Each line of the material must be repeated precisely, with the pictures left out.
·····
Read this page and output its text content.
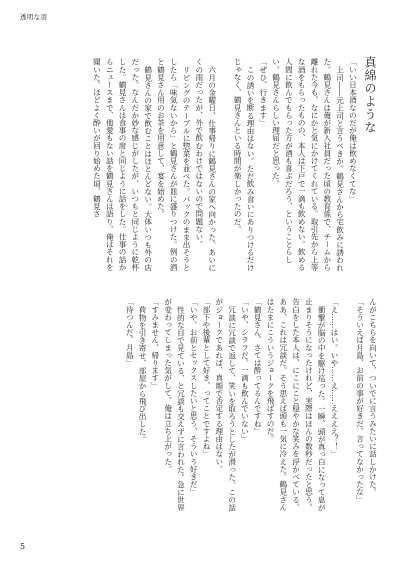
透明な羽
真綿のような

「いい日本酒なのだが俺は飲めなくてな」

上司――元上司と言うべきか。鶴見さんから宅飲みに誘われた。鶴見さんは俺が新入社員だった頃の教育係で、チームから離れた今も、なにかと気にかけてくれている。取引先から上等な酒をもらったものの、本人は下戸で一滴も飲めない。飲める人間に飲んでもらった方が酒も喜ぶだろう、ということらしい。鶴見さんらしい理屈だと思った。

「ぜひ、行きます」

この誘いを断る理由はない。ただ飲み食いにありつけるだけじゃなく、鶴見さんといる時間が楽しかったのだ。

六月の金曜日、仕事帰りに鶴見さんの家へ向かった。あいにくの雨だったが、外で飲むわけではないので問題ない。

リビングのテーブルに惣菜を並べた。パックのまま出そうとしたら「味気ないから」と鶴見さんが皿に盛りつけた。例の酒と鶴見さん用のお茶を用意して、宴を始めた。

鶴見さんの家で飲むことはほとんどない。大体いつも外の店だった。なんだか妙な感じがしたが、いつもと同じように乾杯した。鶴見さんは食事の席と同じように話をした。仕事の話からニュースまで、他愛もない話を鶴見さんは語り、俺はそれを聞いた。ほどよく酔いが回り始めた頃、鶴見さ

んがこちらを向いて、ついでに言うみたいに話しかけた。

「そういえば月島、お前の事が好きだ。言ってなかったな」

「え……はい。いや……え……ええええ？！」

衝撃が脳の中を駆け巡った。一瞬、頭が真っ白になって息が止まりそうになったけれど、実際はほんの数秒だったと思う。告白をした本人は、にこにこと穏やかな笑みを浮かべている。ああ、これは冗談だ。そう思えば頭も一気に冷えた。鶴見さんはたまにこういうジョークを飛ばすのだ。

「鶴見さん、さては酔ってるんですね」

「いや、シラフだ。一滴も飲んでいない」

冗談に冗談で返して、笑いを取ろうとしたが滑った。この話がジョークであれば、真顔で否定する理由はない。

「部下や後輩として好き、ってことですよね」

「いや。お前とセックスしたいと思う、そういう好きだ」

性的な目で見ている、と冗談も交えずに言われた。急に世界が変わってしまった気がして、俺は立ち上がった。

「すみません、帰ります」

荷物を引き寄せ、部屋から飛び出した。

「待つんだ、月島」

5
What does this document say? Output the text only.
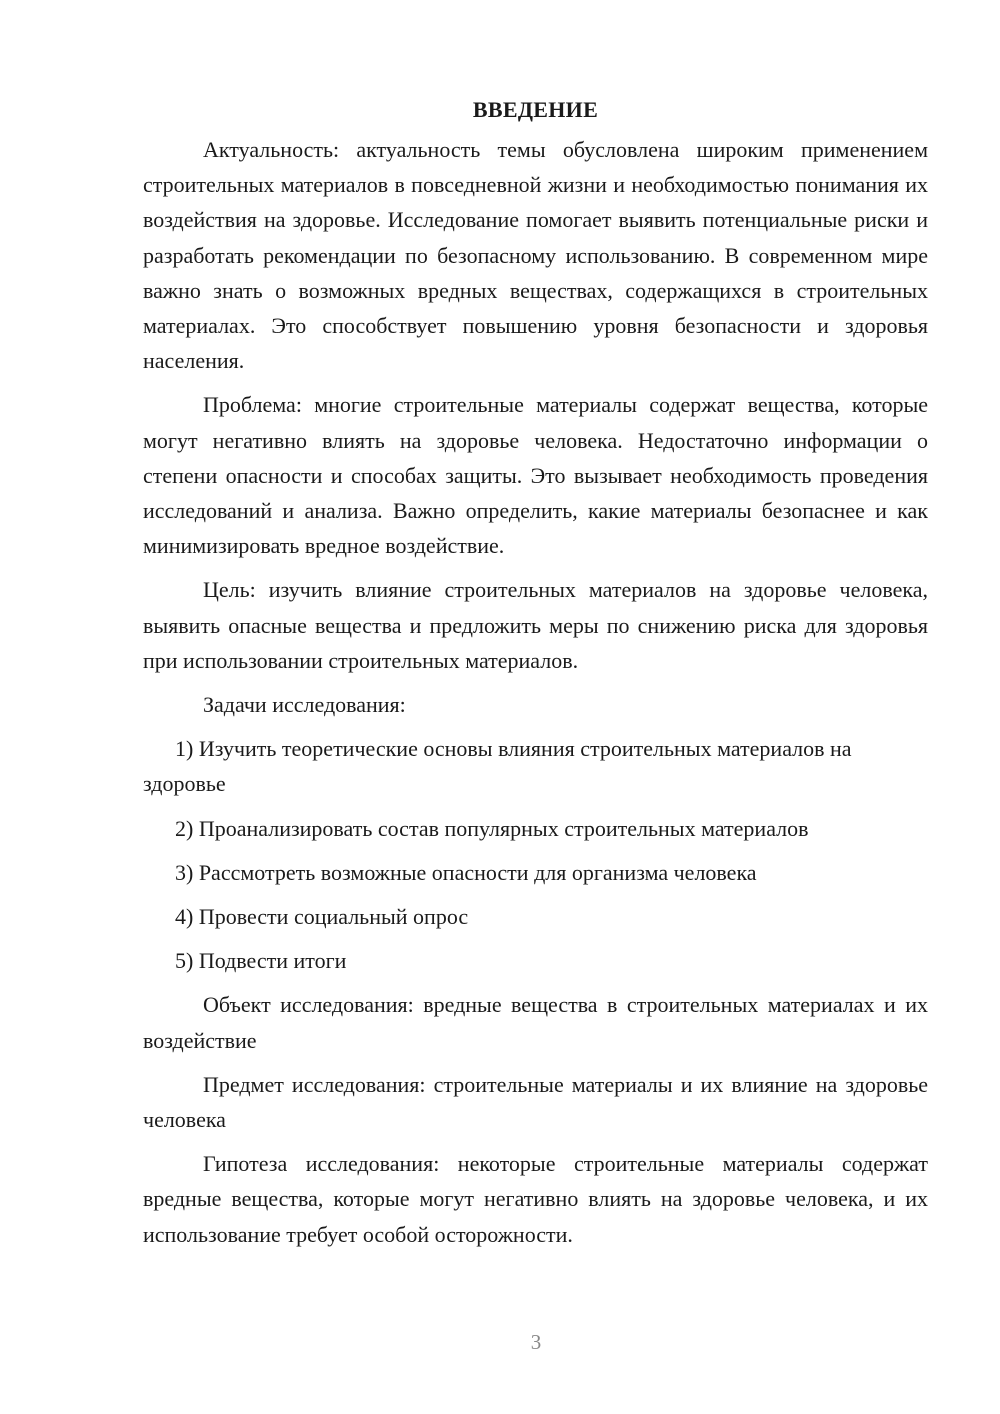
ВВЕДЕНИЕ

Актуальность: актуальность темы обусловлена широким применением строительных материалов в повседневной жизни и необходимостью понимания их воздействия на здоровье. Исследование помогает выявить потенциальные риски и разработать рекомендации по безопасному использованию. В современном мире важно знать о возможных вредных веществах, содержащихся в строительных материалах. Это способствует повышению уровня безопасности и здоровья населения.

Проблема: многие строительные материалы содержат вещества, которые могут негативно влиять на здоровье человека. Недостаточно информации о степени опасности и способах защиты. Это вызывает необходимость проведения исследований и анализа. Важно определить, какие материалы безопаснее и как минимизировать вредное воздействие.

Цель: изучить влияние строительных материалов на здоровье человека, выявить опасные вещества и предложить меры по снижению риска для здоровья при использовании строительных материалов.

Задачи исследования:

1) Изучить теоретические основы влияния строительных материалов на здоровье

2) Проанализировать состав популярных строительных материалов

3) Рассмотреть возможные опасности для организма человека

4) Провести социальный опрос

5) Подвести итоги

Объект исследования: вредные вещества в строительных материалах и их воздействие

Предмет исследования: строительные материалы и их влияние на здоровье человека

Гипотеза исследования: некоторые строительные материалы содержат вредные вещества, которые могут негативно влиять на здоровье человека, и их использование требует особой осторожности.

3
·····
● **The reply**
Read this page and output its text content.
透明な羽
真綿のような

「いい日本酒なのだが俺は飲めなくてな」

上司――元上司と言うべきか。鶴見さんから宅飲みに誘われた。鶴見さんは俺が新入社員だった頃の教育係で、チームから離れた今も、なにかと気にかけてくれている。取引先から上等な酒をもらったものの、本人は下戸で一滴も飲めない。飲める人間に飲んでもらった方が酒も喜ぶだろう、ということらしい。鶴見さんらしい理屈だと思った。

「ぜひ、行きます」

この誘いを断る理由はない。ただ飲み食いにありつけるだけじゃなく、鶴見さんといる時間が楽しかったのだ。

六月の金曜日、仕事帰りに鶴見さんの家へ向かった。あいにくの雨だったが、外で飲むわけではないので問題ない。

リビングのテーブルに惣菜を並べた。パックのまま出そうとしたら「味気ないから」と鶴見さんが皿に盛りつけた。例の酒と鶴見さん用のお茶を用意して、宴を始めた。

鶴見さんの家で飲むことはほとんどない。大体いつも外の店だった。なんだか妙な感じがしたが、いつもと同じように乾杯した。鶴見さんは食事の席と同じように話をした。仕事の話からニュースまで、他愛もない話を鶴見さんは語り、俺はそれを聞いた。ほどよく酔いが回り始めた頃、鶴見さ

んがこちらを向いて、ついでに言うみたいに話しかけた。

「そういえば月島、お前の事が好きだ。言ってなかったな」

「え……はい。いや……え……ええええ？！」

衝撃が脳の中を駆け巡った。一瞬、頭が真っ白になって息が止まりそうになったけれど、実際はほんの数秒だったと思う。告白をした本人は、にこにこと穏やかな笑みを浮かべている。ああ、これは冗談だ。そう思えば頭も一気に冷えた。鶴見さんはたまにこういうジョークを飛ばすのだ。

「鶴見さん、さては酔ってるんですね」

「いや、シラフだ。一滴も飲んでいない」

冗談に冗談で返して、笑いを取ろうとしたが滑った。この話がジョークであれば、真顔で否定する理由はない。

「部下や後輩として好き、ってことですよね」

「いや。お前とセックスしたいと思う、そういう好きだ」

性的な目で見ている、と冗談も交えずに言われた。急に世界が変わってしまった気がして、俺は立ち上がった。

「すみません、帰ります」

荷物を引き寄せ、部屋から飛び出した。

「待つんだ、月島」

5
What does this document say? Output the text only.
ВВЕДЕНИЕ

Актуальность: актуальность темы обусловлена широким применением строительных материалов в повседневной жизни и необходимостью понимания их воздействия на здоровье. Исследование помогает выявить потенциальные риски и разработать рекомендации по безопасному использованию. В современном мире важно знать о возможных вредных веществах, содержащихся в строительных материалах. Это способствует повышению уровня безопасности и здоровья населения.

Проблема: многие строительные материалы содержат вещества, которые могут негативно влиять на здоровье человека. Недостаточно информации о степени опасности и способах защиты. Это вызывает необходимость проведения исследований и анализа. Важно определить, какие материалы безопаснее и как минимизировать вредное воздействие.

Цель: изучить влияние строительных материалов на здоровье человека, выявить опасные вещества и предложить меры по снижению риска для здоровья при использовании строительных материалов.

Задачи исследования:

1) Изучить теоретические основы влияния строительных материалов на здоровье

2) Проанализировать состав популярных строительных материалов

3) Рассмотреть возможные опасности для организма человека

4) Провести социальный опрос

5) Подвести итоги

Объект исследования: вредные вещества в строительных материалах и их воздействие

Предмет исследования: строительные материалы и их влияние на здоровье человека

Гипотеза исследования: некоторые строительные материалы содержат вредные вещества, которые могут негативно влиять на здоровье человека, и их использование требует особой осторожности.

3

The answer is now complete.